● Exercise goal: Search the data for the string "общероссийских" and gather each line it is in.

● Entries shown:
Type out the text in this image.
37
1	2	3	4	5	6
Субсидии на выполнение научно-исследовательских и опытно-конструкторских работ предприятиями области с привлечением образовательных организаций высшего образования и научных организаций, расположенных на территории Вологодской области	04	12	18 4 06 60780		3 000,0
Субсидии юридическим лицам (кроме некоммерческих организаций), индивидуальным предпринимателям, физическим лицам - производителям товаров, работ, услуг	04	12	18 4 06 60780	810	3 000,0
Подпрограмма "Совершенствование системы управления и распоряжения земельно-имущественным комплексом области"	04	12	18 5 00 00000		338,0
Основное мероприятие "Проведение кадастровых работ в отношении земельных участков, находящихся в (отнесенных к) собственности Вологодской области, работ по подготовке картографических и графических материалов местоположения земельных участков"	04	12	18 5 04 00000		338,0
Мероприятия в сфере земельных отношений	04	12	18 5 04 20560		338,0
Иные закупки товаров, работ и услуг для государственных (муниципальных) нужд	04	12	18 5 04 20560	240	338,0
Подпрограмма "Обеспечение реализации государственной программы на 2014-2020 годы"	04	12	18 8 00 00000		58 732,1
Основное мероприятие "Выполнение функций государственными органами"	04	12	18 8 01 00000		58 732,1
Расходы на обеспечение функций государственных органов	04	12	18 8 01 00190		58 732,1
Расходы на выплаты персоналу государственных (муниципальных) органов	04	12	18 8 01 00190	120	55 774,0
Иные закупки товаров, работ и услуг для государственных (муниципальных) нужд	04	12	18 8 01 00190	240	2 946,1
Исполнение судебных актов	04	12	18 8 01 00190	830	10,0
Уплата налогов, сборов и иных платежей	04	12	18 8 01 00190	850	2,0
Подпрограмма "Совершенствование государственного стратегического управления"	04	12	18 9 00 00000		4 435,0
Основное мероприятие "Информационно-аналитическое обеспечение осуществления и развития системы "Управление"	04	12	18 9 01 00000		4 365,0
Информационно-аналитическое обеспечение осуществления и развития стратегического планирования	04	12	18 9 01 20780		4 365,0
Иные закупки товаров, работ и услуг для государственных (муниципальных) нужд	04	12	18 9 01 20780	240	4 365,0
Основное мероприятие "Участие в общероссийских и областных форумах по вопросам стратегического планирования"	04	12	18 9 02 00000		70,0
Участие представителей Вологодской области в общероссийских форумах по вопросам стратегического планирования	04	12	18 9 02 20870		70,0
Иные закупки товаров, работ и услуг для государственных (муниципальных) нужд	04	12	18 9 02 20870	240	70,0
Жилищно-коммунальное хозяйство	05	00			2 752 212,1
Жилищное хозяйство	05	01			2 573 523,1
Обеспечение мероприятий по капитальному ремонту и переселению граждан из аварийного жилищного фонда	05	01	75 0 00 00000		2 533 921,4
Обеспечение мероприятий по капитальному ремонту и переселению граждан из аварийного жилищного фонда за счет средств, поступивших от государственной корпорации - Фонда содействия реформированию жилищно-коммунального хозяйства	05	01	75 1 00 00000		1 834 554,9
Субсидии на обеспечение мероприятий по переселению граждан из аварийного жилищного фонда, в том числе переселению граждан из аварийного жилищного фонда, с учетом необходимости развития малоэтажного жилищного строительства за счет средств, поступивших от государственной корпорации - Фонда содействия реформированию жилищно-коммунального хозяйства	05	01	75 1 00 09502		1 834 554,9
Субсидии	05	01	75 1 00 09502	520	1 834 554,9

● Answer:
Основное мероприятие "Участие в общероссийских и областных форумах по вопросам стратегического планирования"	04	12	18 9 02 00000		70,0
Участие представителей Вологодской области в общероссийских форумах по вопросам стратегического планирования	04	12	18 9 02 20870		70,0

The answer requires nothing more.